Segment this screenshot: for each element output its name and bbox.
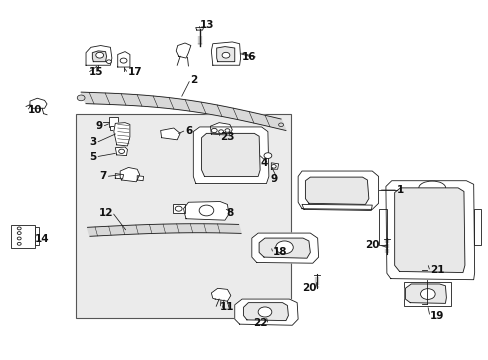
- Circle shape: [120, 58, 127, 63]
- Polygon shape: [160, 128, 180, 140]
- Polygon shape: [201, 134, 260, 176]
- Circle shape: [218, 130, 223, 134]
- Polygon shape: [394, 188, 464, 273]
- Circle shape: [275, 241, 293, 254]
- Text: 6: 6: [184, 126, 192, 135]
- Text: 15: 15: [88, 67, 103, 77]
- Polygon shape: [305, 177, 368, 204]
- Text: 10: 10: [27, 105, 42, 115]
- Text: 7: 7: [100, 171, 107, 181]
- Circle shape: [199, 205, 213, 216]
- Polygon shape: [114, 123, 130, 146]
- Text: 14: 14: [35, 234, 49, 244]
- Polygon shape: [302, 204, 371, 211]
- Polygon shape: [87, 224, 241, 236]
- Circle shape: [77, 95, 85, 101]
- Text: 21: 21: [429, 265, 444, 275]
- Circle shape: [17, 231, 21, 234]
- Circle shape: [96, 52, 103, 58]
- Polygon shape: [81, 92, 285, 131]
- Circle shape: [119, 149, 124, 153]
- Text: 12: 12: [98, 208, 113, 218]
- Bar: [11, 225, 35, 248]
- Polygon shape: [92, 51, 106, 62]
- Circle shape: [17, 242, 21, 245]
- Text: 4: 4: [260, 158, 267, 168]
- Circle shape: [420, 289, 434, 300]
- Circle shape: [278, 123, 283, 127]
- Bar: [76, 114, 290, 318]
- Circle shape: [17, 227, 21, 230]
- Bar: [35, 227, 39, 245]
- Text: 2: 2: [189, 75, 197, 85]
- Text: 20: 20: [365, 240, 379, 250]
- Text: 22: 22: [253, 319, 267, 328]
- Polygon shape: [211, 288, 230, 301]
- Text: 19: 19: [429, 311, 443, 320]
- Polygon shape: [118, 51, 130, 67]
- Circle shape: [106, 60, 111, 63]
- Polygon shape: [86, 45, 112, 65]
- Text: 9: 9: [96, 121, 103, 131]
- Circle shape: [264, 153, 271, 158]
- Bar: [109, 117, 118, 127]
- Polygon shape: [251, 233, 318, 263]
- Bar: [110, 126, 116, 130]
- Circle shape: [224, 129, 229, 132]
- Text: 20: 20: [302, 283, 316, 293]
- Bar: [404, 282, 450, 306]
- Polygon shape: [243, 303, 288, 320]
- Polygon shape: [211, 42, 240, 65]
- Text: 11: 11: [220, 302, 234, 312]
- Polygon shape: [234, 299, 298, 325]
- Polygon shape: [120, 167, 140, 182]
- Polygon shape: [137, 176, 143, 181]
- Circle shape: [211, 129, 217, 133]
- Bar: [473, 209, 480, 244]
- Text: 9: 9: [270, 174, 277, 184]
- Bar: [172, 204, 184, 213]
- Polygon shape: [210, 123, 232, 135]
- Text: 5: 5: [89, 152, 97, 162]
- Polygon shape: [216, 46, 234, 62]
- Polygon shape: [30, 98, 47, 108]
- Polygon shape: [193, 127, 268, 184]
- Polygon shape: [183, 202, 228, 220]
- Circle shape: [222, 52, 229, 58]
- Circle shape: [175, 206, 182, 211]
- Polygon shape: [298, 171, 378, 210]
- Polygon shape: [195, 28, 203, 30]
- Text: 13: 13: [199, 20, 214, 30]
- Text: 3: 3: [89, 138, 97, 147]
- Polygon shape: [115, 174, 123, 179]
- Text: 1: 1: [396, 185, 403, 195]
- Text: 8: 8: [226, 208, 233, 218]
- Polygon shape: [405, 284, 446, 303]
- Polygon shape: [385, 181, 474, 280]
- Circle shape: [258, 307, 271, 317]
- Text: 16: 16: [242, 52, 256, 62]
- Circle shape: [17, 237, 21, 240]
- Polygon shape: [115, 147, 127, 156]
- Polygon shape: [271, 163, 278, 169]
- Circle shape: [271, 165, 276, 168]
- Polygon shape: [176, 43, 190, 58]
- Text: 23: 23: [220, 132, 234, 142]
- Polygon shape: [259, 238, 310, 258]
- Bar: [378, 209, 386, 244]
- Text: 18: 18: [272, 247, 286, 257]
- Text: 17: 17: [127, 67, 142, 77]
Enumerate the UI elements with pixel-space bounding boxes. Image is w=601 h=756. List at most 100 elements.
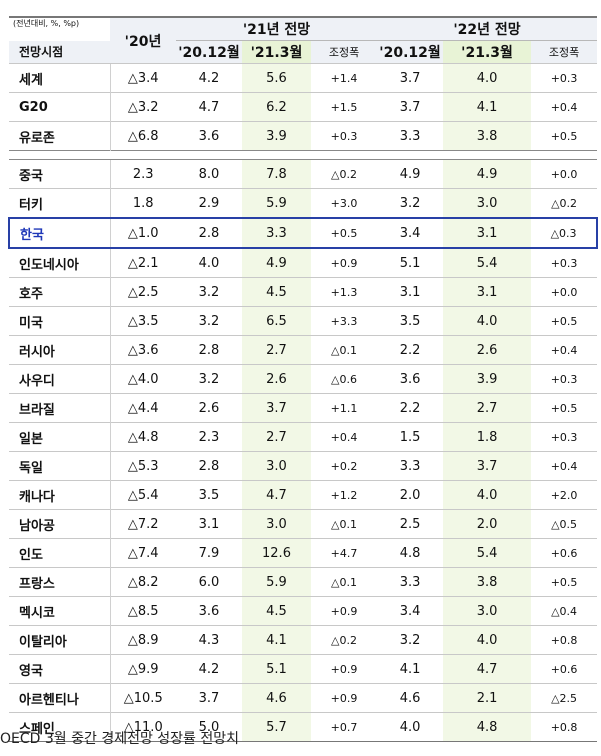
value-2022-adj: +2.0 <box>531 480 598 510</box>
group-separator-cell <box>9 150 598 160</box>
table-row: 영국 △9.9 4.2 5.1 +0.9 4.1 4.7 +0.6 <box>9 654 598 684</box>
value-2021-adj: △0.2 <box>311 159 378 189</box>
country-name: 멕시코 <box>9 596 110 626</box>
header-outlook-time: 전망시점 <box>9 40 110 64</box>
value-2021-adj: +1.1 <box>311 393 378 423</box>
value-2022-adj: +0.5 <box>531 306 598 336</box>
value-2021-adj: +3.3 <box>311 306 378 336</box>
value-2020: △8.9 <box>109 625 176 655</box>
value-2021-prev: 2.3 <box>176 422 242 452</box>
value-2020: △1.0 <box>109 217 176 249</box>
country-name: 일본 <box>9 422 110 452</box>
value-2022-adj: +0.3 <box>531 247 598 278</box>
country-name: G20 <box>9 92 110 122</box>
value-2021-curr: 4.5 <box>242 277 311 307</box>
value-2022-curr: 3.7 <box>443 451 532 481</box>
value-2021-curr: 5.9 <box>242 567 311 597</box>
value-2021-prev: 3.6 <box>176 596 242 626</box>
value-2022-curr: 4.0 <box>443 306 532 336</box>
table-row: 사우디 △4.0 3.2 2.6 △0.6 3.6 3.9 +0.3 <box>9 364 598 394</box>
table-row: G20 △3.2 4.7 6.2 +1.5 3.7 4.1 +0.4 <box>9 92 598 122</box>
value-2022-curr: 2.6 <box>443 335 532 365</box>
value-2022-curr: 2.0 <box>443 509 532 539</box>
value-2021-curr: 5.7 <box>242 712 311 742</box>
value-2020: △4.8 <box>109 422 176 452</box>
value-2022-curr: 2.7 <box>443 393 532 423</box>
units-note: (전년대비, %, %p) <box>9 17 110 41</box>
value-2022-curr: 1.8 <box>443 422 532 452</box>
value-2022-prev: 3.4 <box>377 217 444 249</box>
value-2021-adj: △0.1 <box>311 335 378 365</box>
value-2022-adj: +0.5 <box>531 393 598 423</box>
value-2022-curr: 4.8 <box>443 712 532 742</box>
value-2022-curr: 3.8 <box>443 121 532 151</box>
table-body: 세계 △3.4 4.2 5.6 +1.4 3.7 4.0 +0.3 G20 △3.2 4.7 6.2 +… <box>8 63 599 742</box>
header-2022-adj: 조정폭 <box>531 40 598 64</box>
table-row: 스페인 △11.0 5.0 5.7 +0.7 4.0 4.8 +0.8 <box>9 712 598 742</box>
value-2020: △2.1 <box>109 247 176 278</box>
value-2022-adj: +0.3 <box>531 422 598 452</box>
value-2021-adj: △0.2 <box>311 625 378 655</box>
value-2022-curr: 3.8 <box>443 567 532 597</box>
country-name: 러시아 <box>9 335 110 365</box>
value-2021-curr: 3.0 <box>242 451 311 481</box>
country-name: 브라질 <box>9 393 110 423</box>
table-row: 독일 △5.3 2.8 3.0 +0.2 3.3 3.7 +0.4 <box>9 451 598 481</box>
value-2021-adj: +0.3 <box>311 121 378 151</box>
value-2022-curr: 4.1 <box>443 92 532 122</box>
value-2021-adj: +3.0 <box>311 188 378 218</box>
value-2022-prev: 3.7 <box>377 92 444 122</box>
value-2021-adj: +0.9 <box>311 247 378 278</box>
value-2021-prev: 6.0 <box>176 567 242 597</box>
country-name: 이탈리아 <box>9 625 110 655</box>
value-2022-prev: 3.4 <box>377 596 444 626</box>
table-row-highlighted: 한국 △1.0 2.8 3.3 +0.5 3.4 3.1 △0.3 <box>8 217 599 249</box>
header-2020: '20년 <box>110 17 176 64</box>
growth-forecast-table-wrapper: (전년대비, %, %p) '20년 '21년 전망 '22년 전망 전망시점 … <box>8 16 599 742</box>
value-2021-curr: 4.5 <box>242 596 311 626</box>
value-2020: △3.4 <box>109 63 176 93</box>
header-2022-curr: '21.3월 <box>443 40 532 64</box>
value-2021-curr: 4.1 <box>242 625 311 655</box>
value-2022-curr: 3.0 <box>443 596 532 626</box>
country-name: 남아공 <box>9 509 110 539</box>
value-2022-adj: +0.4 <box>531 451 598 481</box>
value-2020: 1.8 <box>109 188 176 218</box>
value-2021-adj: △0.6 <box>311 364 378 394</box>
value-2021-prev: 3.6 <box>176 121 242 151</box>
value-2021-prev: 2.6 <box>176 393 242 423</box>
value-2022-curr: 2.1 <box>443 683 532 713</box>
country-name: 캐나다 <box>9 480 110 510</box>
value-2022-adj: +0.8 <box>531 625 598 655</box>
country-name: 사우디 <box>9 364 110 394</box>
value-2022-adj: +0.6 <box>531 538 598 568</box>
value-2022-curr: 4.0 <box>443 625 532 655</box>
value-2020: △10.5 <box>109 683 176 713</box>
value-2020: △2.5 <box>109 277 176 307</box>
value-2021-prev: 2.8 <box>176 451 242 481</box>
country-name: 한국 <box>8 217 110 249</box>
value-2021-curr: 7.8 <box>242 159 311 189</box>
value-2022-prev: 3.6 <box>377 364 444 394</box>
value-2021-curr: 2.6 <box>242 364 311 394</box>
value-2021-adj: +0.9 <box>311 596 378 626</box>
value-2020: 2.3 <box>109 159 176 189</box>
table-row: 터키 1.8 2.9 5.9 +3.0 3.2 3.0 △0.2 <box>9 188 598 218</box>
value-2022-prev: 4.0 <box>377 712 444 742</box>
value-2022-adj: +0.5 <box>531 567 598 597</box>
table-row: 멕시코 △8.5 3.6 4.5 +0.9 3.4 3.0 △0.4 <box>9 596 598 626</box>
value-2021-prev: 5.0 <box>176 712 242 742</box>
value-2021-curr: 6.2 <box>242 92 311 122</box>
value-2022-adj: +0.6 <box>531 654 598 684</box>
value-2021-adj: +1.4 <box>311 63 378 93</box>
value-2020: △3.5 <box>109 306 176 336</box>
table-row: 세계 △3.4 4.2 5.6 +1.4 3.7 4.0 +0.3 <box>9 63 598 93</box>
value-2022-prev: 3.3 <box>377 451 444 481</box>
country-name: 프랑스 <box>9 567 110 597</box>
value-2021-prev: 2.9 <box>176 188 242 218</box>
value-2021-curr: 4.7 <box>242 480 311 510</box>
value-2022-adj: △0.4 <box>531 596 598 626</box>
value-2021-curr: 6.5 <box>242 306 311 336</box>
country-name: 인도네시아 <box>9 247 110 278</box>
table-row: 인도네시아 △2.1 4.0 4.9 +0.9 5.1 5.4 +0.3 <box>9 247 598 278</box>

☆ ☆ ☆

__DIRECTIONS__
Could you copy out, unchanged, every line from the one holding "- Circle shape: [120, 58, 127, 63]" through the one holding "- Polygon shape: [234, 299, 298, 325]", with both of those lines included?

__FULL OUTPUT__
- Circle shape: [120, 58, 127, 63]
- Polygon shape: [160, 128, 180, 140]
- Polygon shape: [201, 134, 260, 176]
- Circle shape: [218, 130, 223, 134]
- Polygon shape: [394, 188, 464, 273]
- Circle shape: [275, 241, 293, 254]
- Text: 6: 6: [184, 126, 192, 135]
- Text: 15: 15: [88, 67, 103, 77]
- Polygon shape: [305, 177, 368, 204]
- Text: 10: 10: [27, 105, 42, 115]
- Text: 7: 7: [100, 171, 107, 181]
- Circle shape: [199, 205, 213, 216]
- Polygon shape: [114, 123, 130, 146]
- Text: 14: 14: [35, 234, 49, 244]
- Polygon shape: [302, 204, 371, 211]
- Polygon shape: [87, 224, 241, 236]
- Circle shape: [77, 95, 85, 101]
- Text: 21: 21: [429, 265, 444, 275]
- Circle shape: [17, 231, 21, 234]
- Circle shape: [96, 52, 103, 58]
- Polygon shape: [81, 92, 285, 131]
- Circle shape: [119, 149, 124, 153]
- Text: 12: 12: [98, 208, 113, 218]
- Bar: [11, 225, 35, 248]
- Polygon shape: [92, 51, 106, 62]
- Circle shape: [17, 242, 21, 245]
- Text: 4: 4: [260, 158, 267, 168]
- Circle shape: [420, 289, 434, 300]
- Circle shape: [278, 123, 283, 127]
- Bar: [76, 114, 290, 318]
- Circle shape: [17, 227, 21, 230]
- Bar: [35, 227, 39, 245]
- Text: 2: 2: [189, 75, 197, 85]
- Text: 20: 20: [365, 240, 379, 250]
- Text: 22: 22: [253, 319, 267, 328]
- Polygon shape: [211, 288, 230, 301]
- Text: 19: 19: [429, 311, 443, 320]
- Polygon shape: [118, 51, 130, 67]
- Circle shape: [106, 60, 111, 63]
- Polygon shape: [86, 45, 112, 65]
- Text: 9: 9: [96, 121, 103, 131]
- Circle shape: [264, 153, 271, 158]
- Bar: [109, 117, 118, 127]
- Polygon shape: [251, 233, 318, 263]
- Bar: [110, 126, 116, 130]
- Circle shape: [224, 129, 229, 132]
- Text: 20: 20: [302, 283, 316, 293]
- Bar: [404, 282, 450, 306]
- Polygon shape: [243, 303, 288, 320]
- Polygon shape: [211, 42, 240, 65]
- Text: 11: 11: [220, 302, 234, 312]
- Polygon shape: [234, 299, 298, 325]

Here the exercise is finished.